Data for this exercise start
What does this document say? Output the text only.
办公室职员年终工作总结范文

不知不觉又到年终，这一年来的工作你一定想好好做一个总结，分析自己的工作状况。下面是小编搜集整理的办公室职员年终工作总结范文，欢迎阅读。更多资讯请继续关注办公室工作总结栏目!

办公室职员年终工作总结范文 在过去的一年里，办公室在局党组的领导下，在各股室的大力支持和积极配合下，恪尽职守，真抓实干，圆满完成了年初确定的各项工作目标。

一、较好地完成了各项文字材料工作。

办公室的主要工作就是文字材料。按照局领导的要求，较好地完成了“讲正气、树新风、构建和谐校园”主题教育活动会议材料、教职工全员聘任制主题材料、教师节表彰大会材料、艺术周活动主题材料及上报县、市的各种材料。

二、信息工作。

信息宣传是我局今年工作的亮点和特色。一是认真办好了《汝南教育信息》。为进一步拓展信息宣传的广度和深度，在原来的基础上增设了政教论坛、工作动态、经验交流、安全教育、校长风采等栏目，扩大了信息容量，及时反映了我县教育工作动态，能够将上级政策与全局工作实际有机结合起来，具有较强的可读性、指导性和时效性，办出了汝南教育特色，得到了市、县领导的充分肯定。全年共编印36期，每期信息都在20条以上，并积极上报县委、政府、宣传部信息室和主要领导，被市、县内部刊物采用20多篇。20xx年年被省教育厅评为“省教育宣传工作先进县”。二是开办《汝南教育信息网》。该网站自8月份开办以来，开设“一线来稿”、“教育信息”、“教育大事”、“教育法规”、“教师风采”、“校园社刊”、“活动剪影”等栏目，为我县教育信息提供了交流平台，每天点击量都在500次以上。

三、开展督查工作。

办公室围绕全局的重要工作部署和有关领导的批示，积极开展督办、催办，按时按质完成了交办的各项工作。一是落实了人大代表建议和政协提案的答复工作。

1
Data for this exercise end
Task goal:
Return the listing above in its exact form.

Task output:
What does this document say? Output the text only.
办公室职员年终工作总结范文

不知不觉又到年终，这一年来的工作你一定想好好做一个总结，分析自己的工作状况。下面是小编搜集整理的办公室职员年终工作总结范文，欢迎阅读。更多资讯请继续关注办公室工作总结栏目!

办公室职员年终工作总结范文 在过去的一年里，办公室在局党组的领导下，在各股室的大力支持和积极配合下，恪尽职守，真抓实干，圆满完成了年初确定的各项工作目标。

一、较好地完成了各项文字材料工作。

办公室的主要工作就是文字材料。按照局领导的要求，较好地完成了“讲正气、树新风、构建和谐校园”主题教育活动会议材料、教职工全员聘任制主题材料、教师节表彰大会材料、艺术周活动主题材料及上报县、市的各种材料。

二、信息工作。

信息宣传是我局今年工作的亮点和特色。一是认真办好了《汝南教育信息》。为进一步拓展信息宣传的广度和深度，在原来的基础上增设了政教论坛、工作动态、经验交流、安全教育、校长风采等栏目，扩大了信息容量，及时反映了我县教育工作动态，能够将上级政策与全局工作实际有机结合起来，具有较强的可读性、指导性和时效性，办出了汝南教育特色，得到了市、县领导的充分肯定。全年共编印36期，每期信息都在20条以上，并积极上报县委、政府、宣传部信息室和主要领导，被市、县内部刊物采用20多篇。20xx年年被省教育厅评为“省教育宣传工作先进县”。二是开办《汝南教育信息网》。该网站自8月份开办以来，开设“一线来稿”、“教育信息”、“教育大事”、“教育法规”、“教师风采”、“校园社刊”、“活动剪影”等栏目，为我县教育信息提供了交流平台，每天点击量都在500次以上。

三、开展督查工作。

办公室围绕全局的重要工作部署和有关领导的批示，积极开展督办、催办，按时按质完成了交办的各项工作。一是落实了人大代表建议和政协提案的答复工作。

1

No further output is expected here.